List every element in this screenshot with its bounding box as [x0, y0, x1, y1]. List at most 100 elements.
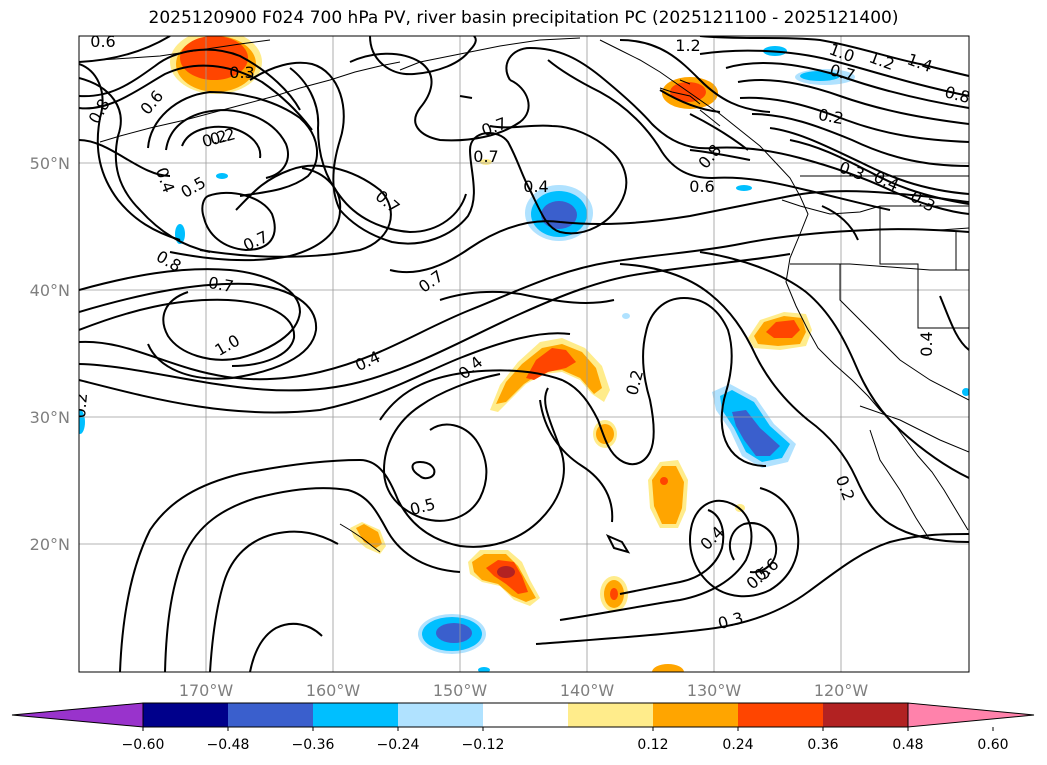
pv-contour [119, 387, 565, 672]
pv-contour [147, 90, 319, 197]
map-background [79, 36, 969, 672]
pv-contour [769, 127, 969, 195]
precip-blob-california-positive [748, 312, 812, 350]
pv-contour [659, 89, 721, 113]
lat-label: 50°N [30, 154, 70, 173]
pv-contour [739, 96, 969, 143]
pv-contour [79, 36, 171, 63]
contour-label: 0.2 [817, 105, 845, 128]
precip-blob-nw-positive [170, 36, 262, 94]
colorbar-segment [483, 703, 568, 727]
pv-contour [79, 298, 296, 367]
map-panel: 0.6 0.3 0.8 0.6 0.2 0.4 0.5 0.7 0.7 0.7 … [70, 32, 970, 673]
lon-label: 160°W [306, 681, 361, 700]
colorbar-tick-label: −0.24 [377, 737, 420, 753]
pv-contour [689, 149, 751, 161]
pv-contour [79, 77, 211, 253]
colorbar-segment [313, 703, 398, 727]
pv-contour [821, 205, 859, 241]
latitude-labels: 50°N 40°N 30°N 20°N [30, 154, 70, 554]
colorbar-tick-label: 0.36 [807, 737, 838, 753]
colorbar: −0.60 −0.48 −0.36 −0.24 −0.12 0.12 0.24 0.36 0.4… [11, 702, 1035, 753]
pv-contour [699, 36, 969, 77]
pv-contour [199, 164, 392, 258]
contour-label: 0.2 [70, 392, 91, 419]
precip-blob-hawaii-positive [350, 522, 386, 554]
contour-label: 0.6 [689, 177, 714, 196]
pv-contour [737, 79, 969, 125]
pv-contour [79, 63, 181, 241]
pv-contour [699, 251, 969, 479]
pv-contour [939, 295, 969, 351]
pv-contour [369, 36, 477, 76]
precip-blob-small-negative [79, 410, 85, 434]
colorbar-tick-label: 0.60 [977, 737, 1008, 753]
colorbar-segment [228, 703, 313, 727]
pv-contour [349, 52, 530, 142]
pv-contour [209, 530, 339, 672]
precip-blob-small-positive [593, 420, 617, 448]
colorbar-tick-label: −0.12 [462, 737, 505, 753]
lon-label: 150°W [433, 681, 488, 700]
pv-contour [201, 191, 276, 252]
precip-blob-small-positive [652, 664, 684, 672]
graticule [79, 36, 969, 672]
pv-contour [79, 332, 571, 414]
pv-contour [689, 113, 749, 151]
precip-blob-small-positive [600, 576, 628, 612]
lon-label: 120°W [814, 681, 869, 700]
colorbar-segment [398, 703, 483, 727]
pv-contour [789, 139, 969, 205]
contour-label: 0.4 [917, 331, 936, 356]
pv-contour [539, 399, 614, 523]
precip-blob-small-negative [622, 313, 630, 319]
precip-blob-small-negative [216, 173, 228, 179]
pv-contour [459, 95, 473, 99]
pv-contour [535, 533, 969, 645]
pv-contour [165, 108, 289, 179]
contour-label: 0.6 [90, 32, 115, 51]
pv-contour [439, 290, 615, 304]
coastline-north-america-west [599, 39, 969, 531]
map-title: 2025120900 F024 700 hPa PV, river basin … [148, 8, 899, 28]
pv-contour [389, 190, 969, 274]
pv-contour [725, 61, 969, 109]
lon-label: 140°W [560, 681, 615, 700]
pv-contour [505, 46, 969, 215]
colorbar-segment [738, 703, 823, 727]
pv-contour [411, 460, 436, 480]
lat-label: 40°N [30, 281, 70, 300]
pv-contour [751, 113, 969, 167]
precip-blob-small-negative [962, 388, 969, 396]
lon-label: 170°W [179, 681, 234, 700]
border-states [839, 264, 969, 401]
precip-blob-small-negative [478, 667, 490, 672]
contour-label: 0.4 [523, 177, 548, 196]
border-states [790, 263, 969, 271]
pv-contour [79, 48, 301, 111]
lon-label: 130°W [687, 681, 742, 700]
pv-contour [547, 59, 891, 211]
border-us-mexico [859, 405, 969, 453]
pv-contour [79, 282, 318, 380]
pv-contour [379, 296, 767, 467]
pv-contour [79, 139, 171, 177]
pv-contour [249, 622, 323, 672]
precip-blob-central-positive [490, 338, 610, 412]
colorbar-tick-label: −0.60 [122, 737, 165, 753]
coastline-hawaii [339, 523, 381, 553]
colorbar-extension-max [907, 702, 1035, 728]
pv-contour [79, 64, 313, 131]
lat-label: 30°N [30, 408, 70, 427]
colorbar-tick-label: −0.36 [292, 737, 335, 753]
pv-contour [181, 125, 262, 159]
colorbar-segment [568, 703, 653, 727]
precip-blob-12n-negative [418, 614, 486, 654]
pv-contour [619, 263, 969, 543]
colorbar-segment [823, 703, 908, 727]
pv-contour [382, 373, 501, 522]
pv-contour [619, 509, 725, 595]
colorbar-tick-label: 0.24 [722, 737, 753, 753]
pv-contour [164, 487, 461, 672]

================================

**GOAL:**
Count the lines of the listing above that contain the string "border", and give only the number.

**CORRECT ANSWER:**
3